Using the data below, gather each line that includes the word "Outputs".

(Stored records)
□ □ □ □ □

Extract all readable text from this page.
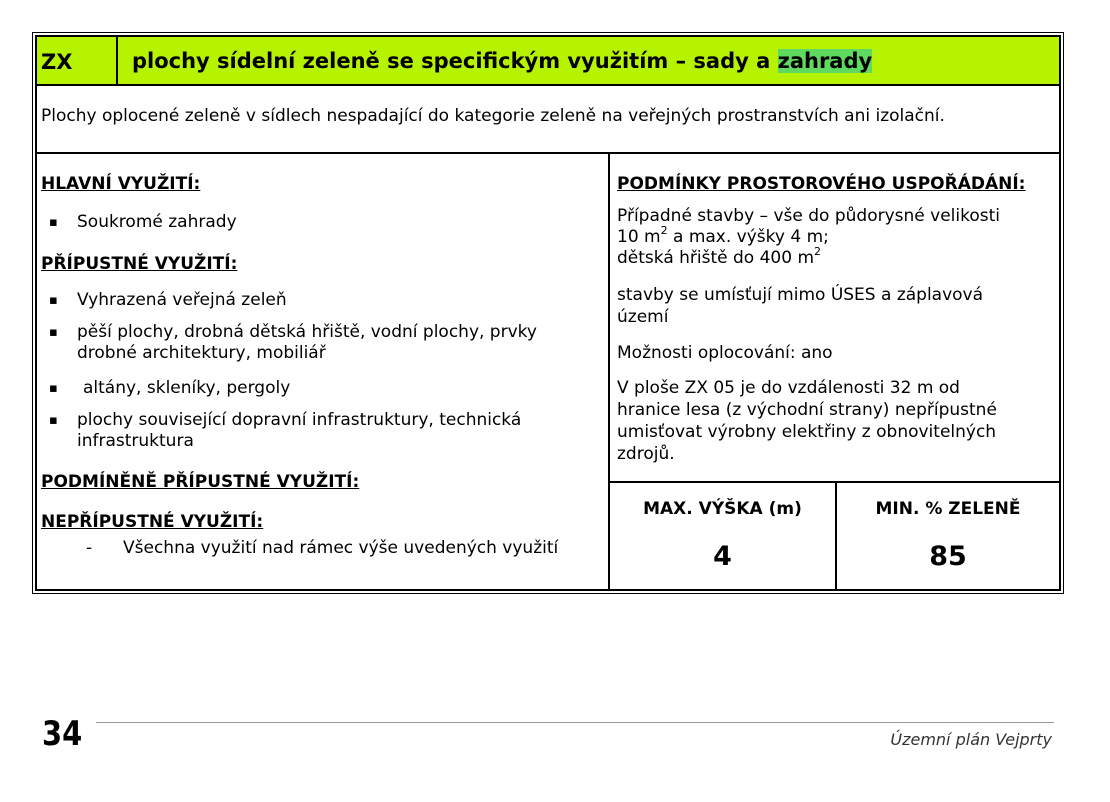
ZX	plochy sídelní zeleně se specifickým využitím – sady a zahrady
Plochy oplocené zeleně v sídlech nespadající do kategorie zeleně na veřejných prostranstvích ani izolační.
HLAVNÍ VYUŽITÍ:
▪ Soukromé zahrady
PŘÍPUSTNÉ VYUŽITÍ:
▪ Vyhrazená veřejná zeleň
▪ pěší plochy, drobná dětská hřiště, vodní plochy, prvky drobné architektury, mobiliář
▪ altány, skleníky, pergoly
▪ plochy související dopravní infrastruktury, technická infrastruktura
PODMÍNĚNĚ PŘÍPUSTNÉ VYUŽITÍ:
NEPŘÍPUSTNÉ VYUŽITÍ:
- Všechna využití nad rámec výše uvedených využití
PODMÍNKY PROSTOROVÉHO USPOŘÁDÁNÍ:
Případné stavby – vše do půdorysné velikosti
10 $m^2$ a max. výšky 4 m;
dětská hřiště do 400 $m^2$
stavby se umísťují mimo ÚSES a záplavová
území
Možnosti oplocování: ano
V ploše ZX 05 je do vzdálenosti 32 m od
hranice lesa (z východní strany) nepřípustné
umisťovat výrobny elektřiny z obnovitelných
zdrojů.
MAX. VÝŠKA (m)
4
MIN. % ZELENĚ
85
34	Územní plán Vejprty
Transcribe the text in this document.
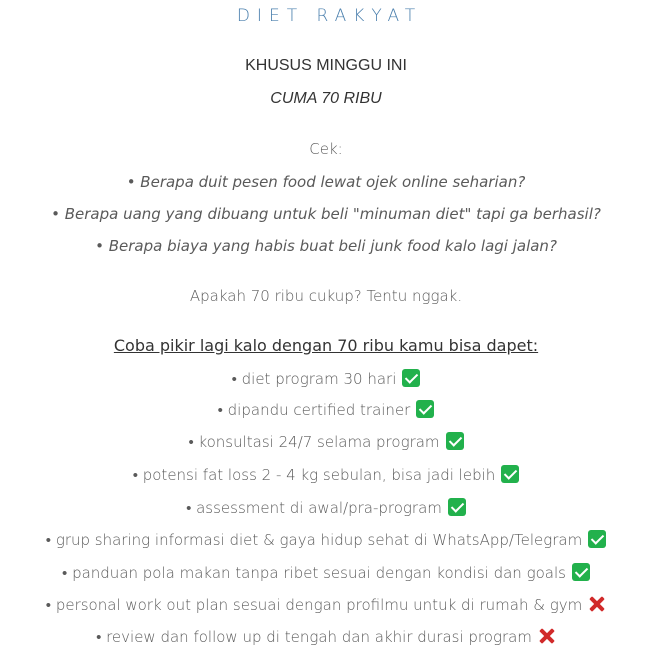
DIET RAKYAT
KHUSUS MINGGU INI
CUMA 70 RIBU
Cek:
• Berapa duit pesen food lewat ojek online seharian?
• Berapa uang yang dibuang untuk beli "minuman diet" tapi ga berhasil?
• Berapa biaya yang habis buat beli junk food kalo lagi jalan?
Apakah 70 ribu cukup? Tentu nggak.
Coba pikir lagi kalo dengan 70 ribu kamu bisa dapet:
• diet program 30 hari
• dipandu certified trainer
• konsultasi 24/7 selama program
• potensi fat loss 2 - 4 kg sebulan, bisa jadi lebih
• assessment di awal/pra-program
• grup sharing informasi diet & gaya hidup sehat di WhatsApp/Telegram
• panduan pola makan tanpa ribet sesuai dengan kondisi dan goals
• personal work out plan sesuai dengan profilmu untuk di rumah & gym
• review dan follow up di tengah dan akhir durasi program
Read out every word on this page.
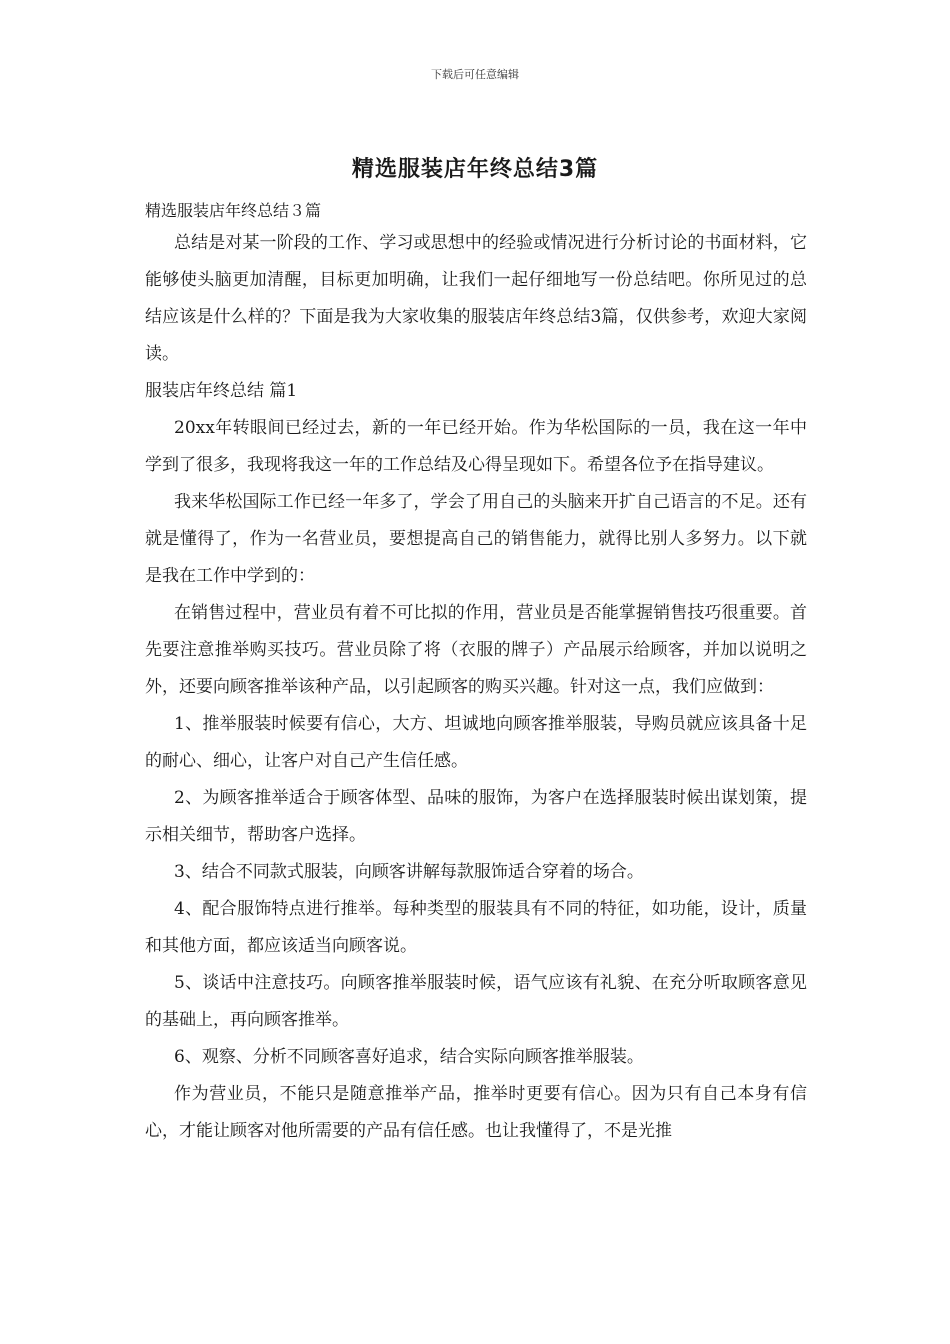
下载后可任意编辑
精选服装店年终总结3篇

精选服装店年终总结３篇

总结是对某一阶段的工作、学习或思想中的经验或情况进行分析讨论的书面材料，它能够使头脑更加清醒，目标更加明确，让我们一起仔细地写一份总结吧。你所见过的总结应该是什么样的？下面是我为大家收集的服装店年终总结3篇，仅供参考，欢迎大家阅读。

服装店年终总结 篇1

20xx年转眼间已经过去，新的一年已经开始。作为华松国际的一员，我在这一年中学到了很多，我现将我这一年的工作总结及心得呈现如下。希望各位予在指导建议。

我来华松国际工作已经一年多了，学会了用自己的头脑来开扩自己语言的不足。还有就是懂得了，作为一名营业员，要想提高自己的销售能力，就得比别人多努力。以下就是我在工作中学到的：

在销售过程中，营业员有着不可比拟的作用，营业员是否能掌握销售技巧很重要。首先要注意推举购买技巧。营业员除了将（衣服的牌子）产品展示给顾客，并加以说明之外，还要向顾客推举该种产品，以引起顾客的购买兴趣。针对这一点，我们应做到：

1、推举服装时候要有信心，大方、坦诚地向顾客推举服装，导购员就应该具备十足的耐心、细心，让客户对自己产生信任感。

2、为顾客推举适合于顾客体型、品味的服饰，为客户在选择服装时候出谋划策，提示相关细节，帮助客户选择。

3、结合不同款式服装，向顾客讲解每款服饰适合穿着的场合。

4、配合服饰特点进行推举。每种类型的服装具有不同的特征，如功能，设计，质量和其他方面，都应该适当向顾客说。

5、谈话中注意技巧。向顾客推举服装时候，语气应该有礼貌、在充分听取顾客意见的基础上，再向顾客推举。

6、观察、分析不同顾客喜好追求，结合实际向顾客推举服装。

作为营业员，不能只是随意推举产品，推举时更要有信心。因为只有自己本身有信心，才能让顾客对他所需要的产品有信任感。也让我懂得了，不是光推
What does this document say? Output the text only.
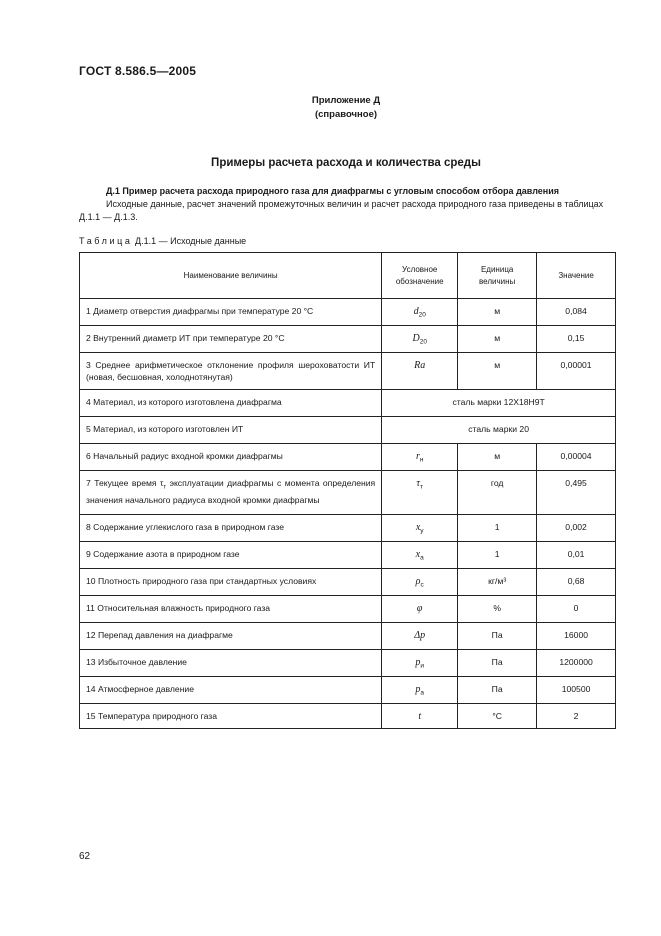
ГОСТ 8.586.5—2005
Приложение Д
(справочное)
Примеры расчета расхода и количества среды
Д.1 Пример расчета расхода природного газа для диафрагмы с угловым способом отбора давления
Исходные данные, расчет значений промежуточных величин и расчет расхода природного газа приведены в таблицах Д.1.1 — Д.1.3.
Таблица Д.1.1 — Исходные данные
Наименование величины	Условное обозначение	Единица величины	Значение
1 Диаметр отверстия диафрагмы при температуре 20 °С	$d_{20}$	м	0,084
2 Внутренний диаметр ИТ при температуре 20 °С	$D_{20}$	м	0,15
3 Среднее арифметическое отклонение профиля шероховатости ИТ (новая, бесшовная, холоднотянутая)	Ra	м	0,00001
4 Материал, из которого изготовлена диафрагма	сталь марки 12Х18Н9Т		
5 Материал, из которого изготовлен ИТ	сталь марки 20		
6 Начальный радиус входной кромки диафрагмы	$r_н$	м	0,00004
7 Текущее время $\tau_т$ эксплуатации диафрагмы с момента определения значения начального радиуса входной кромки диафрагмы	$\tau_т$	год	0,495
8 Содержание углекислого газа в природном газе	$x_у$	1	0,002
9 Содержание азота в природном газе	$x_а$	1	0,01
10 Плотность природного газа при стандартных условиях	$\rho_с$	кг/м³	0,68
11 Относительная влажность природного газа	φ	%	0
12 Перепад давления на диафрагме	Δp	Па	16000
13 Избыточное давление	$p_и$	Па	1200000
14 Атмосферное давление	$p_а$	Па	100500
15 Температура природного газа	t	°С	2
62
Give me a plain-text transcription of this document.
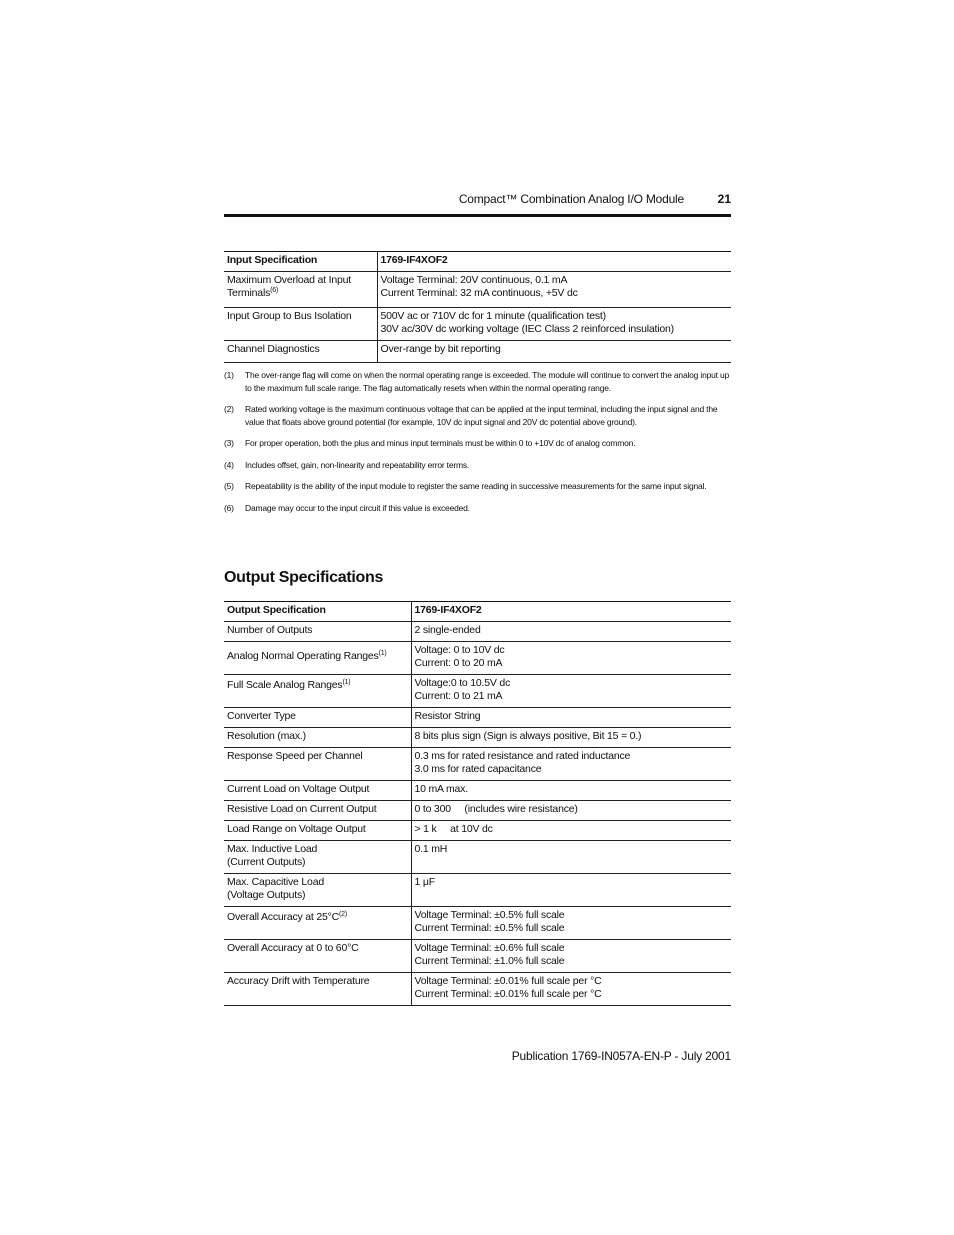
Compact™ Combination Analog I/O Module	21
Input Specification	1769-IF4XOF2
Maximum Overload at Input Terminals$^{(6)}$	Voltage Terminal: 20V continuous, 0.1 mA
Current Terminal: 32 mA continuous, +5V dc

Input Group to Bus Isolation	500V ac or 710V dc for 1 minute (qualification test)
30V ac/30V dc working voltage (IEC Class 2 reinforced insulation)

Channel Diagnostics	Over-range by bit reporting
(1) The over-range flag will come on when the normal operating range is exceeded. The module will continue to convert the analog input up to the maximum full scale range. The flag automatically resets when within the normal operating range.
(2) Rated working voltage is the maximum continuous voltage that can be applied at the input terminal, including the input signal and the value that floats above ground potential (for example, 10V dc input signal and 20V dc potential above ground).
(3) For proper operation, both the plus and minus input terminals must be within 0 to +10V dc of analog common.
(4) Includes offset, gain, non-linearity and repeatability error terms.
(5) Repeatability is the ability of the input module to register the same reading in successive measurements for the same input signal.
(6) Damage may occur to the input circuit if this value is exceeded.
Output Specifications
Output Specification	1769-IF4XOF2
Number of Outputs	2 single-ended

Analog Normal Operating Ranges$^{(1)}$	Voltage: 0 to 10V dc
Current: 0 to 20 mA

Full Scale Analog Ranges$^{(1)}$	Voltage:0 to 10.5V dc
Current: 0 to 21 mA

Converter Type	Resistor String
Resolution (max.)	8 bits plus sign (Sign is always positive, Bit 15 = 0.)
Response Speed per Channel	0.3 ms for rated resistance and rated inductance
3.0 ms for rated capacitance

Current Load on Voltage Output	10 mA max.
Resistive Load on Current Output	0 to 300     (includes wire resistance)
Load Range on Voltage Output	> 1 k     at 10V dc

Max. Inductive Load
(Current Outputs)	0.1 mH

Max. Capacitive Load
(Voltage Outputs)	1 μF

Overall Accuracy at $25^\circ C^{(2)}$	Voltage Terminal: ±0.5% full scale
Current Terminal: ±0.5% full scale

Overall Accuracy at 0 to 60°C	Voltage Terminal: ±0.6% full scale
Current Terminal: ±1.0% full scale

Accuracy Drift with Temperature	Voltage Terminal: ±0.01% full scale per °C
Current Terminal: ±0.01% full scale per °C
Publication 1769-IN057A-EN-P - July 2001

□ □ □ □ □

Task response »
Number of Outputs	2 single-ended
(Current Outputs)	0.1 mH
(Voltage Outputs)	1 μF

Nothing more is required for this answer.